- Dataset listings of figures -

________________________

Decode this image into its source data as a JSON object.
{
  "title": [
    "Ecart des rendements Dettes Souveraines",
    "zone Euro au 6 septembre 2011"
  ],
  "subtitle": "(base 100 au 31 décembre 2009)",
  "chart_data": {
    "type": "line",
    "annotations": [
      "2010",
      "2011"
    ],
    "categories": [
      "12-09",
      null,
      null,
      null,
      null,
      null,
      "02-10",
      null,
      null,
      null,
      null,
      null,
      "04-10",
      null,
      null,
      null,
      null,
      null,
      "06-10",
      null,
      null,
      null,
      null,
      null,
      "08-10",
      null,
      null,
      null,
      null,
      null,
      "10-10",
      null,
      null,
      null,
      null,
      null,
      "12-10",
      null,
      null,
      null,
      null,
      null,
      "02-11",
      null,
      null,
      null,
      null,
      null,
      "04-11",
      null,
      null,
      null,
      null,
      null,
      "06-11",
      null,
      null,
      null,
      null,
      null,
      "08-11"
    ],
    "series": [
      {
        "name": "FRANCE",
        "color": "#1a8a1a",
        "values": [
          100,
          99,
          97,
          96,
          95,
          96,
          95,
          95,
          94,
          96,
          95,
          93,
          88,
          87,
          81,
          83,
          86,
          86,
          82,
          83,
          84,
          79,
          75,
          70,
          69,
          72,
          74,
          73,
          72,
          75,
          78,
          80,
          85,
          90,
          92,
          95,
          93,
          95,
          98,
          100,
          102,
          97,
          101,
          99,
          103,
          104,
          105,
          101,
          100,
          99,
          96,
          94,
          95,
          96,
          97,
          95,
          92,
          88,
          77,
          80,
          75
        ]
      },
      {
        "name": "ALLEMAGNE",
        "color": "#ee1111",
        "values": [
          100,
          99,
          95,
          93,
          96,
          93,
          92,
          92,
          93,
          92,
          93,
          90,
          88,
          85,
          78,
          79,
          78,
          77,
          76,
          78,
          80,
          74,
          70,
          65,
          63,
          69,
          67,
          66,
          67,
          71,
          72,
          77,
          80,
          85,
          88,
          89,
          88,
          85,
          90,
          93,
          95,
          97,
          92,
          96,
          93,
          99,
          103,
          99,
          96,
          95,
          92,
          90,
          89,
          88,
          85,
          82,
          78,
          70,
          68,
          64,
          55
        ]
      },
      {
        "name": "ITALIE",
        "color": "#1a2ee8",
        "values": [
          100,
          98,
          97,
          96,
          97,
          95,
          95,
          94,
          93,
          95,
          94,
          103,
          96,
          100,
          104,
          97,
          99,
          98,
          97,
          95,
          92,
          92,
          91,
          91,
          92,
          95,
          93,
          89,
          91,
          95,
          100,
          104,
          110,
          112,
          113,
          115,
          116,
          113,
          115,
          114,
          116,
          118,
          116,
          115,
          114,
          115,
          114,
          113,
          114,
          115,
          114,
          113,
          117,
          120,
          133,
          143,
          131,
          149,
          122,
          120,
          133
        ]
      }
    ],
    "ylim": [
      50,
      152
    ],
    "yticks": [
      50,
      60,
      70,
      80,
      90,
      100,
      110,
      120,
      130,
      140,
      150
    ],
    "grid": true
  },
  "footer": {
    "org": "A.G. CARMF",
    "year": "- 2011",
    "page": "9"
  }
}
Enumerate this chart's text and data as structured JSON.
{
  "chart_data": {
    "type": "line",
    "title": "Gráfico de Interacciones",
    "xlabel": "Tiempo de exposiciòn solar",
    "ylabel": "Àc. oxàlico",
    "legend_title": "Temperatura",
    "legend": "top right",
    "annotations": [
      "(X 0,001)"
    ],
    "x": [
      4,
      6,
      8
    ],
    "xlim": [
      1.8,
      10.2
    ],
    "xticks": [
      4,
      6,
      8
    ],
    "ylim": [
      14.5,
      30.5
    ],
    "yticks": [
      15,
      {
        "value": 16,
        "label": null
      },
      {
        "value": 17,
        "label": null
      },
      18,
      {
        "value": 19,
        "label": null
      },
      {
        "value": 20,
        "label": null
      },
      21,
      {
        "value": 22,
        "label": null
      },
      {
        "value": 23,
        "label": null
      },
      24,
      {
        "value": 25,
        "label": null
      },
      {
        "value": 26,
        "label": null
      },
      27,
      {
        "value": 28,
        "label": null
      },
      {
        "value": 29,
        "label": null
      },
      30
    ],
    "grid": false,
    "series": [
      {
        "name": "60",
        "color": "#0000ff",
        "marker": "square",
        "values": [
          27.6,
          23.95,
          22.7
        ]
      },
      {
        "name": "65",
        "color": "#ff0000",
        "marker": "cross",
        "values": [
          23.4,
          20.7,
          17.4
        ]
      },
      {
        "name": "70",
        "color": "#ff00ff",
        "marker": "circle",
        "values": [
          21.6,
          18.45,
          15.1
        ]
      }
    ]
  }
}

________________________

- Given instruction -
Reproduce each line verbatim.

- Exercise answer -
Decode this image into its source data as a JSON object.
{
  "title": [
    "Ecart des rendements Dettes Souveraines",
    "zone Euro au 6 septembre 2011"
  ],
  "subtitle": "(base 100 au 31 décembre 2009)",
  "chart_data": {
    "type": "line",
    "annotations": [
      "2010",
      "2011"
    ],
    "categories": [
      "12-09",
      null,
      null,
      null,
      null,
      null,
      "02-10",
      null,
      null,
      null,
      null,
      null,
      "04-10",
      null,
      null,
      null,
      null,
      null,
      "06-10",
      null,
      null,
      null,
      null,
      null,
      "08-10",
      null,
      null,
      null,
      null,
      null,
      "10-10",
      null,
      null,
      null,
      null,
      null,
      "12-10",
      null,
      null,
      null,
      null,
      null,
      "02-11",
      null,
      null,
      null,
      null,
      null,
      "04-11",
      null,
      null,
      null,
      null,
      null,
      "06-11",
      null,
      null,
      null,
      null,
      null,
      "08-11"
    ],
    "series": [
      {
        "name": "FRANCE",
        "color": "#1a8a1a",
        "values": [
          100,
          99,
          97,
          96,
          95,
          96,
          95,
          95,
          94,
          96,
          95,
          93,
          88,
          87,
          81,
          83,
          86,
          86,
          82,
          83,
          84,
          79,
          75,
          70,
          69,
          72,
          74,
          73,
          72,
          75,
          78,
          80,
          85,
          90,
          92,
          95,
          93,
          95,
          98,
          100,
          102,
          97,
          101,
          99,
          103,
          104,
          105,
          101,
          100,
          99,
          96,
          94,
          95,
          96,
          97,
          95,
          92,
          88,
          77,
          80,
          75
        ]
      },
      {
        "name": "ALLEMAGNE",
        "color": "#ee1111",
        "values": [
          100,
          99,
          95,
          93,
          96,
          93,
          92,
          92,
          93,
          92,
          93,
          90,
          88,
          85,
          78,
          79,
          78,
          77,
          76,
          78,
          80,
          74,
          70,
          65,
          63,
          69,
          67,
          66,
          67,
          71,
          72,
          77,
          80,
          85,
          88,
          89,
          88,
          85,
          90,
          93,
          95,
          97,
          92,
          96,
          93,
          99,
          103,
          99,
          96,
          95,
          92,
          90,
          89,
          88,
          85,
          82,
          78,
          70,
          68,
          64,
          55
        ]
      },
      {
        "name": "ITALIE",
        "color": "#1a2ee8",
        "values": [
          100,
          98,
          97,
          96,
          97,
          95,
          95,
          94,
          93,
          95,
          94,
          103,
          96,
          100,
          104,
          97,
          99,
          98,
          97,
          95,
          92,
          92,
          91,
          91,
          92,
          95,
          93,
          89,
          91,
          95,
          100,
          104,
          110,
          112,
          113,
          115,
          116,
          113,
          115,
          114,
          116,
          118,
          116,
          115,
          114,
          115,
          114,
          113,
          114,
          115,
          114,
          113,
          117,
          120,
          133,
          143,
          131,
          149,
          122,
          120,
          133
        ]
      }
    ],
    "ylim": [
      50,
      152
    ],
    "yticks": [
      50,
      60,
      70,
      80,
      90,
      100,
      110,
      120,
      130,
      140,
      150
    ],
    "grid": true
  },
  "footer": {
    "org": "A.G. CARMF",
    "year": "- 2011",
    "page": "9"
  }
}
Enumerate this chart's text and data as structured JSON.
{
  "chart_data": {
    "type": "line",
    "title": "Gráfico de Interacciones",
    "xlabel": "Tiempo de exposiciòn solar",
    "ylabel": "Àc. oxàlico",
    "legend_title": "Temperatura",
    "legend": "top right",
    "annotations": [
      "(X 0,001)"
    ],
    "x": [
      4,
      6,
      8
    ],
    "xlim": [
      1.8,
      10.2
    ],
    "xticks": [
      4,
      6,
      8
    ],
    "ylim": [
      14.5,
      30.5
    ],
    "yticks": [
      15,
      {
        "value": 16,
        "label": null
      },
      {
        "value": 17,
        "label": null
      },
      18,
      {
        "value": 19,
        "label": null
      },
      {
        "value": 20,
        "label": null
      },
      21,
      {
        "value": 22,
        "label": null
      },
      {
        "value": 23,
        "label": null
      },
      24,
      {
        "value": 25,
        "label": null
      },
      {
        "value": 26,
        "label": null
      },
      27,
      {
        "value": 28,
        "label": null
      },
      {
        "value": 29,
        "label": null
      },
      30
    ],
    "grid": false,
    "series": [
      {
        "name": "60",
        "color": "#0000ff",
        "marker": "square",
        "values": [
          27.6,
          23.95,
          22.7
        ]
      },
      {
        "name": "65",
        "color": "#ff0000",
        "marker": "cross",
        "values": [
          23.4,
          20.7,
          17.4
        ]
      },
      {
        "name": "70",
        "color": "#ff00ff",
        "marker": "circle",
        "values": [
          21.6,
          18.45,
          15.1
        ]
      }
    ]
  }
}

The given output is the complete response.